═════ ENTRIES
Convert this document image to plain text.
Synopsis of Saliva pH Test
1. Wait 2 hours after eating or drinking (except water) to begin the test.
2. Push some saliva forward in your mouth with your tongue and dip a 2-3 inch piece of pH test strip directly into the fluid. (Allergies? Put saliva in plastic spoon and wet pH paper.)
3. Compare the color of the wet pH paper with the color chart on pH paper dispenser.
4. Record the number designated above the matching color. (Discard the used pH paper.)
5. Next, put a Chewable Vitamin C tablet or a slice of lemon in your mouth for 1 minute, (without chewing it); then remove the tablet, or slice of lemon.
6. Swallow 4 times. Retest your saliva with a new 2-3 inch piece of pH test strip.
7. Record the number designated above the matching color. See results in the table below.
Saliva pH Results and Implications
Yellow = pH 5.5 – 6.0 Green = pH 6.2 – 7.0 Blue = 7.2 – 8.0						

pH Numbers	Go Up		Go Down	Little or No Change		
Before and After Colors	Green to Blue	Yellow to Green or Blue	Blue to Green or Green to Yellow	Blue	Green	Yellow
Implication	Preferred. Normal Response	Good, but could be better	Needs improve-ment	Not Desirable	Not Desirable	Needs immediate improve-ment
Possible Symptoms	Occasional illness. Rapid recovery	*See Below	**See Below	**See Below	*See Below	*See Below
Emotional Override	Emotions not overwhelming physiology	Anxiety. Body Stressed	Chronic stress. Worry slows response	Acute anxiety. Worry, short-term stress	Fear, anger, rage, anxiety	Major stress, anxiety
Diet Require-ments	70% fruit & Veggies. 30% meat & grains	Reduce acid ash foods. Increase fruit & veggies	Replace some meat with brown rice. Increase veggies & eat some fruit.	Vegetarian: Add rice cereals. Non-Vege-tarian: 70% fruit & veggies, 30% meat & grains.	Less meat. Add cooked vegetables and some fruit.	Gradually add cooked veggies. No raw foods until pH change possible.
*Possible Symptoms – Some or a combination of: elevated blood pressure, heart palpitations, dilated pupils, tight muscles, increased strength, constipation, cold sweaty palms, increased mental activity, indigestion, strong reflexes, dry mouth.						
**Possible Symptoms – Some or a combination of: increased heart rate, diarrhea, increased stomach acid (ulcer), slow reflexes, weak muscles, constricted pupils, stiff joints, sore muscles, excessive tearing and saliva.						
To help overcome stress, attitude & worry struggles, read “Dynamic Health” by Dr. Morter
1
══════════
■ **DESCRIPTION OF THE TASK**: Return every line in the listing that contains the word "Blue".

■ **FINAL ANSWER**:
Yellow = pH 5.5 – 6.0 Green = pH 6.2 – 7.0 Blue = 7.2 – 8.0						
Before and After Colors	Green to Blue	Yellow to Green or Blue	Blue to Green or Green to Yellow	Blue	Green	Yellow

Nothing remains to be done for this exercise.